> GOAL
Please give the entries again in full and exactly, without any picture.

* Start ROWS *

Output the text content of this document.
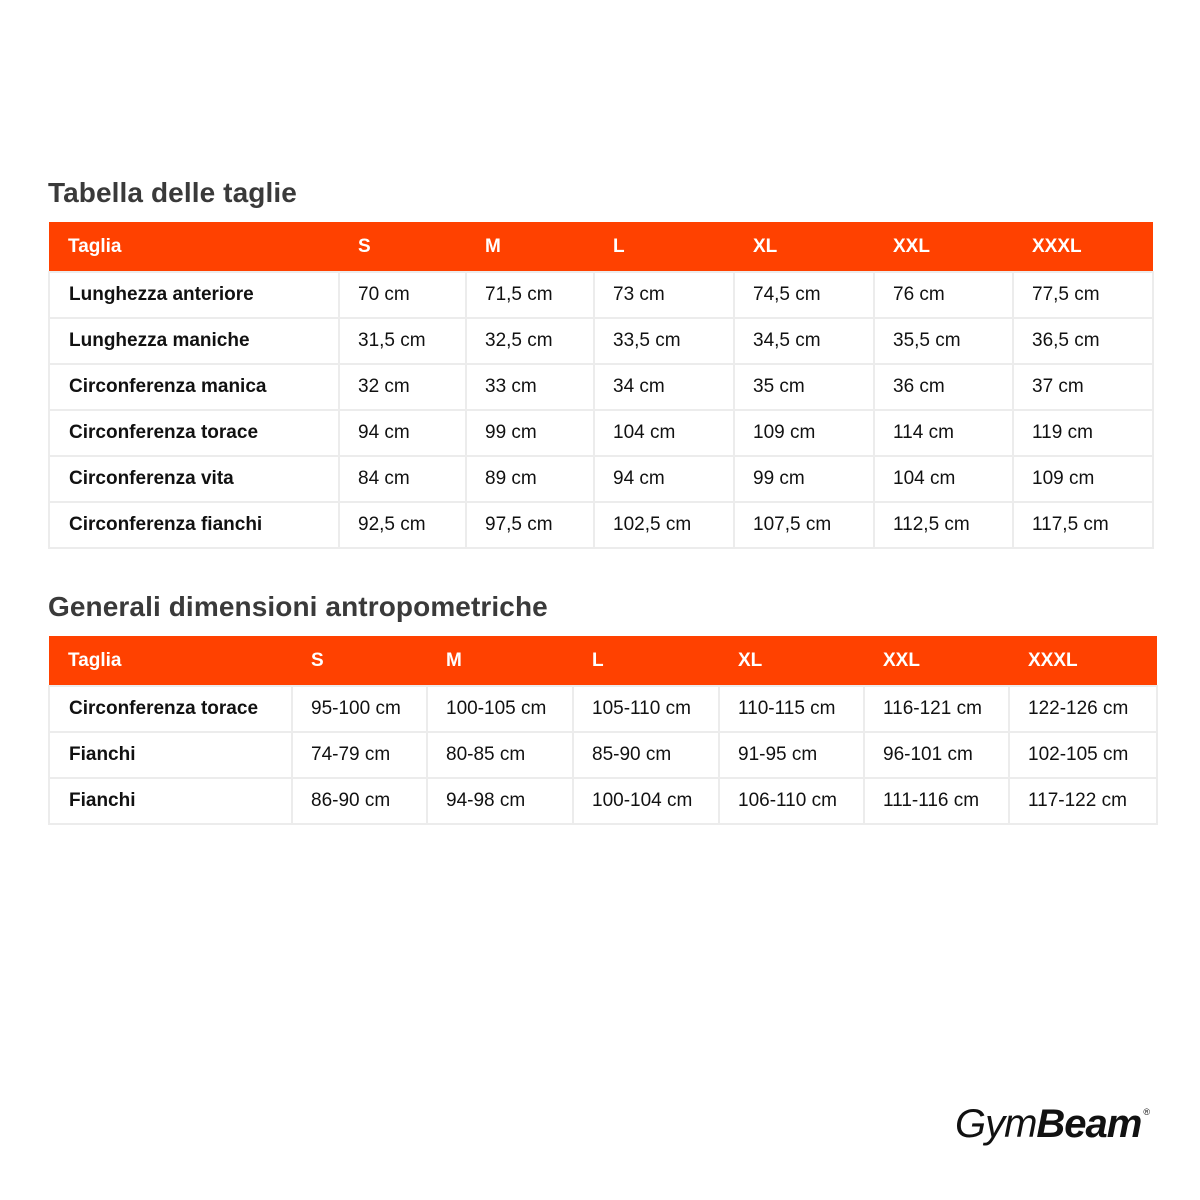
Tabella delle taglie
Taglia	S	M	L	XL	XXL	XXXL
Lunghezza anteriore	70 cm	71,5 cm	73 cm	74,5 cm	76 cm	77,5 cm
Lunghezza maniche	31,5 cm	32,5 cm	33,5 cm	34,5 cm	35,5 cm	36,5 cm
Circonferenza manica	32 cm	33 cm	34 cm	35 cm	36 cm	37 cm
Circonferenza torace	94 cm	99 cm	104 cm	109 cm	114 cm	119 cm
Circonferenza vita	84 cm	89 cm	94 cm	99 cm	104 cm	109 cm
Circonferenza fianchi	92,5 cm	97,5 cm	102,5 cm	107,5 cm	112,5 cm	117,5 cm
Generali dimensioni antropometriche
Taglia	S	M	L	XL	XXL	XXXL
Circonferenza torace	95-100 cm	100-105 cm	105-110 cm	110-115 cm	116-121 cm	122-126 cm
Fianchi	74-79 cm	80-85 cm	85-90 cm	91-95 cm	96-101 cm	102-105 cm
Fianchi	86-90 cm	94-98 cm	100-104 cm	106-110 cm	111-116 cm	117-122 cm
GymBeam ®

* End ROWS *

> TASK RESPONSE
Output the text content of this document.
Tabella delle taglie
Taglia	S	M	L	XL	XXL	XXXL
Lunghezza anteriore	70 cm	71,5 cm	73 cm	74,5 cm	76 cm	77,5 cm
Lunghezza maniche	31,5 cm	32,5 cm	33,5 cm	34,5 cm	35,5 cm	36,5 cm
Circonferenza manica	32 cm	33 cm	34 cm	35 cm	36 cm	37 cm
Circonferenza torace	94 cm	99 cm	104 cm	109 cm	114 cm	119 cm
Circonferenza vita	84 cm	89 cm	94 cm	99 cm	104 cm	109 cm
Circonferenza fianchi	92,5 cm	97,5 cm	102,5 cm	107,5 cm	112,5 cm	117,5 cm
Generali dimensioni antropometriche
Taglia	S	M	L	XL	XXL	XXXL
Circonferenza torace	95-100 cm	100-105 cm	105-110 cm	110-115 cm	116-121 cm	122-126 cm
Fianchi	74-79 cm	80-85 cm	85-90 cm	91-95 cm	96-101 cm	102-105 cm
Fianchi	86-90 cm	94-98 cm	100-104 cm	106-110 cm	111-116 cm	117-122 cm
GymBeam ®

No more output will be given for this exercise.